WORK TO COMPLETE :: Check each line of the listing below for the string "xlabel", and copy the ones that have it.

⟨

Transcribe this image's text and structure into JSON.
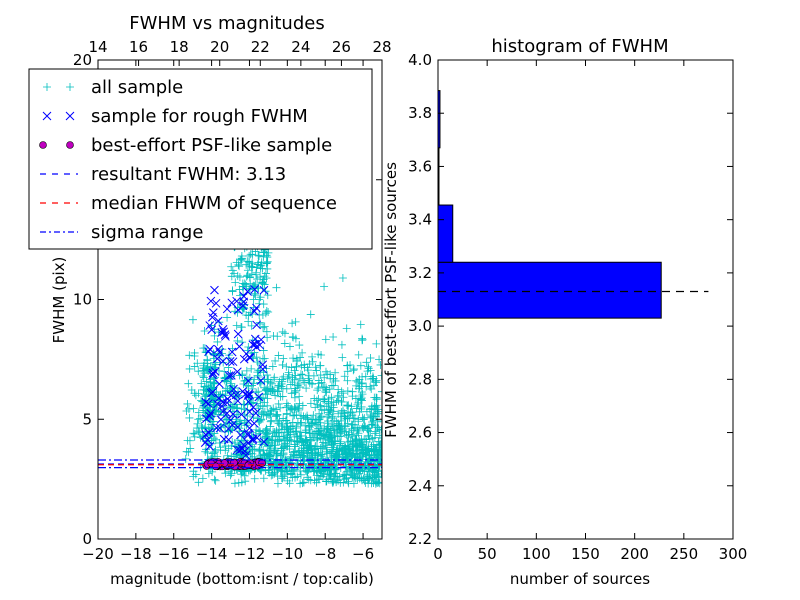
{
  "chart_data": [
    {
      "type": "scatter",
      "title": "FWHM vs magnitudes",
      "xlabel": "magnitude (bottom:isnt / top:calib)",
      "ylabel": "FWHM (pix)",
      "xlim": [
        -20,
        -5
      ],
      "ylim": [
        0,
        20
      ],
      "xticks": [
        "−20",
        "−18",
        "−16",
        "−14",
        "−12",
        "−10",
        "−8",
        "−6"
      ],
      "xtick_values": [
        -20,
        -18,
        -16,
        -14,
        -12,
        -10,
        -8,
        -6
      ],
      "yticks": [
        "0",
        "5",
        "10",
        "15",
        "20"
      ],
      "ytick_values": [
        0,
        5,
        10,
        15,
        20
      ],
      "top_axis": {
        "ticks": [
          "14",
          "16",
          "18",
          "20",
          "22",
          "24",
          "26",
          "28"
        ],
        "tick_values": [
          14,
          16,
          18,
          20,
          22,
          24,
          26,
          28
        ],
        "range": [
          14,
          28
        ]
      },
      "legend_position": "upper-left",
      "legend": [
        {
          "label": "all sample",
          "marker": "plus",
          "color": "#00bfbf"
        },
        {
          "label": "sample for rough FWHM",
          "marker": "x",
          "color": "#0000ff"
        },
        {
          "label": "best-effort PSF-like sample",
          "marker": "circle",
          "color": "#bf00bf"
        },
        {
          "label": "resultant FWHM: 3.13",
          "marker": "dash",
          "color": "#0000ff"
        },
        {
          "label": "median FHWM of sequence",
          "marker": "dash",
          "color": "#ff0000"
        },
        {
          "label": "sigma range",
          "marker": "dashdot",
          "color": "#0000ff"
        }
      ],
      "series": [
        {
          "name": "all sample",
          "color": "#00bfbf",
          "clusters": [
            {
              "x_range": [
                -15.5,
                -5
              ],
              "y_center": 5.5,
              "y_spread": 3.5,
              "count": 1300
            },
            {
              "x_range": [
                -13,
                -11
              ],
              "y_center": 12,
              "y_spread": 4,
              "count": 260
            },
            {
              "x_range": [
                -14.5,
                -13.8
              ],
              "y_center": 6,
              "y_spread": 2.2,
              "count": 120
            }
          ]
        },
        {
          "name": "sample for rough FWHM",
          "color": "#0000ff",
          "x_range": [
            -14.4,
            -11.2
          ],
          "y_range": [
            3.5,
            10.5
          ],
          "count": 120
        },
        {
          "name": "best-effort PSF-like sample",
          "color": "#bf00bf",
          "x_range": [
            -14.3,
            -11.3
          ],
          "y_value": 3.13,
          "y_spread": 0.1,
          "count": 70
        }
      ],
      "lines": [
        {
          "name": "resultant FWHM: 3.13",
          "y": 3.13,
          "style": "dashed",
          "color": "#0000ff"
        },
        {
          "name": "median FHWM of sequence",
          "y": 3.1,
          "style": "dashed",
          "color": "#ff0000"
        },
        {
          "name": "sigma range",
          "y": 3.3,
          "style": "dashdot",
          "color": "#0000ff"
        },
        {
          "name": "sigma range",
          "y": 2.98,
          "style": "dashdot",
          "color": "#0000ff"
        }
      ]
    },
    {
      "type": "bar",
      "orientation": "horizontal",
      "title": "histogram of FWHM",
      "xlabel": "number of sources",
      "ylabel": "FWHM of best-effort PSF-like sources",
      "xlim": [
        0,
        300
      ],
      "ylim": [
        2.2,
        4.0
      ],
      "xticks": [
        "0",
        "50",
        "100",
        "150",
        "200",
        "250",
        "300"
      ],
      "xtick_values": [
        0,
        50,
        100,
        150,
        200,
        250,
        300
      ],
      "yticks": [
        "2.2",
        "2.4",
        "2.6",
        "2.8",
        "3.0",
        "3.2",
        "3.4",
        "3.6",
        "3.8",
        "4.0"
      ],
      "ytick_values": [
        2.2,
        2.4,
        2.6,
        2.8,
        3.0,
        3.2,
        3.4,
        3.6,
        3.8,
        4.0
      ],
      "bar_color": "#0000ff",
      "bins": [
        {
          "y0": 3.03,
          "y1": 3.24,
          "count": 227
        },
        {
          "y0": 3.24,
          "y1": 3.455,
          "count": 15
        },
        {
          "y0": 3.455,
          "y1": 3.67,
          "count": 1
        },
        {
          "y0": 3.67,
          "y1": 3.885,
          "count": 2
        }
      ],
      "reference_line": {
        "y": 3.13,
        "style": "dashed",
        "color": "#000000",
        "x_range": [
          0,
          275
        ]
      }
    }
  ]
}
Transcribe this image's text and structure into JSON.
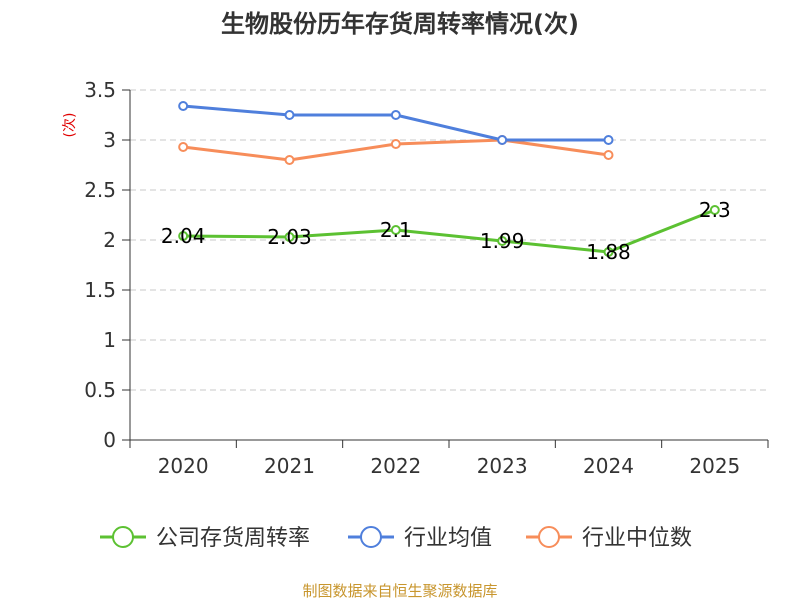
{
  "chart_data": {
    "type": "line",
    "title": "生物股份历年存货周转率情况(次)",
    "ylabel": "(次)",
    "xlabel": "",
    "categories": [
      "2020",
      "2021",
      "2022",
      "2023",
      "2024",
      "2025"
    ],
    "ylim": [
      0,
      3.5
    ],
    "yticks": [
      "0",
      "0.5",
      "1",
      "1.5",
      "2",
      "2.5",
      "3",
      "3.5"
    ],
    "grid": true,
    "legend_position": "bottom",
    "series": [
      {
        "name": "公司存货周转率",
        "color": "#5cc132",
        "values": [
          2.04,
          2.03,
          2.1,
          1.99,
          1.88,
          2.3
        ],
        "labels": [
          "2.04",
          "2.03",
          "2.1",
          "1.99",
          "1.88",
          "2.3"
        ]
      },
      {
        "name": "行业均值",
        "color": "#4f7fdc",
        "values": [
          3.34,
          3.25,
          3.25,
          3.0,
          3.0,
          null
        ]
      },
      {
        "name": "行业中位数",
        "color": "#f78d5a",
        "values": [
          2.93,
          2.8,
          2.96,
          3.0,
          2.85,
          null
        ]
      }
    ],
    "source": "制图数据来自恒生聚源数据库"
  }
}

⟩

SOLUTION FOR THIS EXERCISE ::
      "xlabel": "magnitude (bottom:isnt / top:calib)",
      "xlabel": "number of sources",
    "xlabel": "",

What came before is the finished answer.